Resume the article about the Badagry beach clean-up from the point where it stops.

(Extracted text Opens)

Boulos Enterprises Limited (BEL) in conjunction with Suzuki Motor Corporation, Japan, as part of its company’s corporate social responsibility (CSR) is once again canvassing for healthy and clean environment with a visit to the Gberefun riverine community in Badagry, Lagos state. This is the ninth edition of the exercise being embarked upon by the the company that has been in operation in Nigeria for over 40 years.
In a statement signed by the management of BEL, this year’s beach clean up campaign last week during which period the company donated many clean-up items to the residents, fishermen and women of the Gberefu riverine community, BusinessDay was told told that, the move is aimed at improving the safety of the ecological system as well as reducing environmental pollution harmful to human existence which is the major reason that the initiative is being organised.

(Extracted text Closes)
(Extracted information Opens)

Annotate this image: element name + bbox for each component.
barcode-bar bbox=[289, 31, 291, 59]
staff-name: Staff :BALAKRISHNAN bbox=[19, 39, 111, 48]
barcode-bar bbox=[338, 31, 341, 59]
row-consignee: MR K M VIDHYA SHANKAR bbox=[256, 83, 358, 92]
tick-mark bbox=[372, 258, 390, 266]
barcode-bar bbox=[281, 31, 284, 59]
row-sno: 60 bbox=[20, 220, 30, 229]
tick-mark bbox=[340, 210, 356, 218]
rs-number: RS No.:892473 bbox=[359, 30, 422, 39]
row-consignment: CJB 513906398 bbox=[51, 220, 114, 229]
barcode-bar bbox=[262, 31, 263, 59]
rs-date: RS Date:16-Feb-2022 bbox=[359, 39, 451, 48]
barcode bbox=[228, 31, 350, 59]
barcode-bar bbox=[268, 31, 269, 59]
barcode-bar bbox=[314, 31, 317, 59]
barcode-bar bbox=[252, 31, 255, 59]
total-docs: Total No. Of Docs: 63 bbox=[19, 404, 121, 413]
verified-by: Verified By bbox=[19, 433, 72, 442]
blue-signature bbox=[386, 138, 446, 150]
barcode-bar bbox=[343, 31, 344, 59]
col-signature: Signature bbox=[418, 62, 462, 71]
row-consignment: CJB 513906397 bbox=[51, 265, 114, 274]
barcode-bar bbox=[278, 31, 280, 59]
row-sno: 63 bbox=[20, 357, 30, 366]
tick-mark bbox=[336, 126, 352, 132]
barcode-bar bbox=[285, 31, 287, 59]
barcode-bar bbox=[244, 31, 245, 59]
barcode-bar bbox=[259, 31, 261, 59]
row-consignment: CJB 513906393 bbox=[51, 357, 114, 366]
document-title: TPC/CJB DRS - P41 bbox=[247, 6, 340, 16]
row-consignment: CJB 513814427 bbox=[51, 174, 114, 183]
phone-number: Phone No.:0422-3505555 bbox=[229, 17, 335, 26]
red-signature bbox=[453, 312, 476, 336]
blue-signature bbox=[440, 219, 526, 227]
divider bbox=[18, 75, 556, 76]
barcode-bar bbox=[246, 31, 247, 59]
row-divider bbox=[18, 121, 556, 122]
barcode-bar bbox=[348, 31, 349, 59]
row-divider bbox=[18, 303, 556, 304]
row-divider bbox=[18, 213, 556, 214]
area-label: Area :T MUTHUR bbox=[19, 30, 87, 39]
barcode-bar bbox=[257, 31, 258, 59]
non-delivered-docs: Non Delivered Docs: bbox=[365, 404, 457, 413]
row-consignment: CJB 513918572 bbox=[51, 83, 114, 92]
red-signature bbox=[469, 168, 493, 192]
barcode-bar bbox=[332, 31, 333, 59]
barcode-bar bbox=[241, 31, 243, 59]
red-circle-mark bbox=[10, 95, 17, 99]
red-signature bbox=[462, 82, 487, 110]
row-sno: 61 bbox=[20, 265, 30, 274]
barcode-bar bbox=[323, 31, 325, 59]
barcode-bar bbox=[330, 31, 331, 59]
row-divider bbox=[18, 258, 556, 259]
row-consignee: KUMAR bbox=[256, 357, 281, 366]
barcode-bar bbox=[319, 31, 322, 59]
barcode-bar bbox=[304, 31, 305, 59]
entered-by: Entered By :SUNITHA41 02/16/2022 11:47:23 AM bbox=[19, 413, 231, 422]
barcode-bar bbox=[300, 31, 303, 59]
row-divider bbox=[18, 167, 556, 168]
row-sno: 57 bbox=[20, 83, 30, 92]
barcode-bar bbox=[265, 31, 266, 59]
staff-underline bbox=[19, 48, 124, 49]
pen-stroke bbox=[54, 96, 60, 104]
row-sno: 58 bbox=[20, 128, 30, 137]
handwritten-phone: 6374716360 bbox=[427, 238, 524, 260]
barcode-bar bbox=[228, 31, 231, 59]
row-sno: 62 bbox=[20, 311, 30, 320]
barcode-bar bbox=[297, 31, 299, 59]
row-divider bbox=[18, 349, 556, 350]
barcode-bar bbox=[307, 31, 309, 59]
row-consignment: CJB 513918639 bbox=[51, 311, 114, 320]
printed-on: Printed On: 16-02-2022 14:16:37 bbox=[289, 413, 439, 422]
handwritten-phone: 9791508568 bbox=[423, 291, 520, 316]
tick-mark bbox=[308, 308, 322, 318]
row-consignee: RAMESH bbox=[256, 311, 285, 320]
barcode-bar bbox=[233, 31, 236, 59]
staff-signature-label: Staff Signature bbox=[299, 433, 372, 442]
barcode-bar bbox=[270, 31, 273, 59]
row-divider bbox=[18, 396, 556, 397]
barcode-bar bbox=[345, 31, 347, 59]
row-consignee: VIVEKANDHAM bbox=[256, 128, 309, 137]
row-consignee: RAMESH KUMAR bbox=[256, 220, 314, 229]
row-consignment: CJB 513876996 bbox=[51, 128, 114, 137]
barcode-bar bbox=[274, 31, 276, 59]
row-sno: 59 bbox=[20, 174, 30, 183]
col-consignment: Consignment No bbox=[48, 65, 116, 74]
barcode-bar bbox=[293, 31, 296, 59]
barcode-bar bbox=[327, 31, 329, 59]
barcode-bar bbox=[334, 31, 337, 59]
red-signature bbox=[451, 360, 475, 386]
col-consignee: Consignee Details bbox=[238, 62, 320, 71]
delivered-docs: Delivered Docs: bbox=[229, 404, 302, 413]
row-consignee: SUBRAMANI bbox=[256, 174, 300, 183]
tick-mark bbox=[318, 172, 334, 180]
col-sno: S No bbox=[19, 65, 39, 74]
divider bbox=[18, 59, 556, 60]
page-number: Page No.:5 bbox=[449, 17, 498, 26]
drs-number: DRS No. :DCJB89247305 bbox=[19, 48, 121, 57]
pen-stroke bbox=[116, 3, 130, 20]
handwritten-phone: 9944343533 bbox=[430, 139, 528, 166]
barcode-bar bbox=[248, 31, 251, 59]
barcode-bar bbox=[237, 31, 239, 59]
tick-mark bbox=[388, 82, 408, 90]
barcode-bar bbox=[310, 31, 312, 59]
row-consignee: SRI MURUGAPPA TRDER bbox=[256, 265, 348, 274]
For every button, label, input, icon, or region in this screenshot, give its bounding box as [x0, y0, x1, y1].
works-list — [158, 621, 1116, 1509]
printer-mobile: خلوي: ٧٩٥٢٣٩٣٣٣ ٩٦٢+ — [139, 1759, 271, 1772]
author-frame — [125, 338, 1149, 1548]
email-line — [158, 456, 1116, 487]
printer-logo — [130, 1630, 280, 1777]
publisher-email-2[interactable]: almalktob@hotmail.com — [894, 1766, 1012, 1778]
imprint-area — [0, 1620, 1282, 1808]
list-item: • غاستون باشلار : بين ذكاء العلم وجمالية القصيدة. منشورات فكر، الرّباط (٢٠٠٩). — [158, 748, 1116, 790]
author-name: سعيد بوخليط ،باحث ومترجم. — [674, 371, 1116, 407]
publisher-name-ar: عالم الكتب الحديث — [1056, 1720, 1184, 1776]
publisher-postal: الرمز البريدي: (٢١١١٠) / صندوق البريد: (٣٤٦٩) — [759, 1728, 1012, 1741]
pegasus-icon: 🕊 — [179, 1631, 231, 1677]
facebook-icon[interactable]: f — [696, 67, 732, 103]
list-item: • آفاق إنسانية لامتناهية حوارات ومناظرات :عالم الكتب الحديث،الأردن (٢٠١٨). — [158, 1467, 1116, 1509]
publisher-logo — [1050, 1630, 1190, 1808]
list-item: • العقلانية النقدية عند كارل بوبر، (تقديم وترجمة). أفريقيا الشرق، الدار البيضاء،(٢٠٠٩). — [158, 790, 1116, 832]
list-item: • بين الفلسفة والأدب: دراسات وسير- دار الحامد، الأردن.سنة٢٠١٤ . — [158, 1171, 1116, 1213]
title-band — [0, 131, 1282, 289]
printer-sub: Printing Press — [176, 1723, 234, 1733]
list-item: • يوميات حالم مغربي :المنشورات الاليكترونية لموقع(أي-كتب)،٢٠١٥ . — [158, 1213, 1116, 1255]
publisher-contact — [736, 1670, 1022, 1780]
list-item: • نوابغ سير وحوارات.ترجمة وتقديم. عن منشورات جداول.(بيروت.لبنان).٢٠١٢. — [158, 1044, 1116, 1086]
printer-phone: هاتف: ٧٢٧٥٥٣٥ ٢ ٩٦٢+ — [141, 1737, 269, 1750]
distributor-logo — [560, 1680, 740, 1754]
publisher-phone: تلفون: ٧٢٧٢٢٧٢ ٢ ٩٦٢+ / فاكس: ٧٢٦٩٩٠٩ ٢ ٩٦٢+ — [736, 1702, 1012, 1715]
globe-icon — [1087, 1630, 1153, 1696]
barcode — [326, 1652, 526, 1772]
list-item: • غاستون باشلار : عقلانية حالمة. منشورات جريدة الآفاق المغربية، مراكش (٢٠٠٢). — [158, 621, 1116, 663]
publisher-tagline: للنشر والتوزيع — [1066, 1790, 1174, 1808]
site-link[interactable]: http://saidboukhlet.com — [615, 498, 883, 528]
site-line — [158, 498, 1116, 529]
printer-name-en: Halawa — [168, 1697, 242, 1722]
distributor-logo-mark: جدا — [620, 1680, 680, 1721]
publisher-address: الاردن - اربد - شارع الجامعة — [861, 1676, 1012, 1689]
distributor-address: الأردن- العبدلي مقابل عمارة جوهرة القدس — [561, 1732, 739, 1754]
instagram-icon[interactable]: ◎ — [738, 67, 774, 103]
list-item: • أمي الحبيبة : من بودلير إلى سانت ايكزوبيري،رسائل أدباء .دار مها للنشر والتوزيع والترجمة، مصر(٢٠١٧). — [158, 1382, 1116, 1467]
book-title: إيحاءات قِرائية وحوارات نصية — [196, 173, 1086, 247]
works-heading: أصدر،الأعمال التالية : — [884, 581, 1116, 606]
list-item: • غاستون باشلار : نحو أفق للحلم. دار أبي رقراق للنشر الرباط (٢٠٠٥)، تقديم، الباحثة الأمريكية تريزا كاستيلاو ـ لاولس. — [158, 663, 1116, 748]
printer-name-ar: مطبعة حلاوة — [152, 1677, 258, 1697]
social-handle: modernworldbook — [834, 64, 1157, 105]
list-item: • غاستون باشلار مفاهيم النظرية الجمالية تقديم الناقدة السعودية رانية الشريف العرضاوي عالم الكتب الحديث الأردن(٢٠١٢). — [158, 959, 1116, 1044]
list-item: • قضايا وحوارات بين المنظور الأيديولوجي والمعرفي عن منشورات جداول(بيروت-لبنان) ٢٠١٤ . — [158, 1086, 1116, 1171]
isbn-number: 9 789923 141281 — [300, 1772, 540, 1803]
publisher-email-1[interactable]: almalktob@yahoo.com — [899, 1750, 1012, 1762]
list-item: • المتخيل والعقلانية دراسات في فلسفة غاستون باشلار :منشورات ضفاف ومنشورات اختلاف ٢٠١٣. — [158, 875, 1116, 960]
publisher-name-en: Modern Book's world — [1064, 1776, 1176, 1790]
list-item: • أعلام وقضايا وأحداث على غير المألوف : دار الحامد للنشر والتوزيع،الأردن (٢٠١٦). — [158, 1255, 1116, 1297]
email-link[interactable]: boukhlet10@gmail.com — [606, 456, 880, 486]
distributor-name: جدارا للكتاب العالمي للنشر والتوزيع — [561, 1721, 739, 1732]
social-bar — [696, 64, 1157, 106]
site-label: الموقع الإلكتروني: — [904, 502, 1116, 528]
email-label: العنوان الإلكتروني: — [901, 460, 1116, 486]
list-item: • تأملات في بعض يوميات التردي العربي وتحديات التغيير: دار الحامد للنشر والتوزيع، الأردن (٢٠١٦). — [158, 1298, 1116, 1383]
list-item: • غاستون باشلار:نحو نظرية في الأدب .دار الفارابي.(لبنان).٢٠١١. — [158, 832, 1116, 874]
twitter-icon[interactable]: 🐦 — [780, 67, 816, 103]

(Extracted information Closes)

● **Answer box**
Suzuki Marine has always aimed at providing customer satisfaction along with excitement on the water in a clean and healthy environment. It was a aresult of this that Suzuki marine distributor in the country that BEL, the franchisee organised the Beach-Clean-Up- Campaign at Ilaje 2, Gberefun, Badagry.
It would be recalled that, in the past years, the corporate social responsibility exercise has been taken to other fishing communities in parts of Lagos State. In 2018, the exercise was taken to the Inagbe Beach Resort on the Lagos Island to create cleanliness awareness among the reverine populace.
Every year, the clean up campaign is carried by the staff of BEL in conjunction with the visited fishing communities in collaboration with the fishery department of the Lagos state ministry of agriculture, the ministry of environment and the general public around the reverine area where people enjoy boating and fishing exercises for the propagation of a better sanitized community in order to ensure a healthier environment.
The take-off in the five minutes boat ride by the staff of Boulos Enterprises Limited and BusinessDay reporter from the Badagry harbour point near the first one storey building located in Nigeria across the lagoon to the riverine Gberefu was an emotional reminder of the historic slave trade-off of Nigerians to the Western world during the colonial era.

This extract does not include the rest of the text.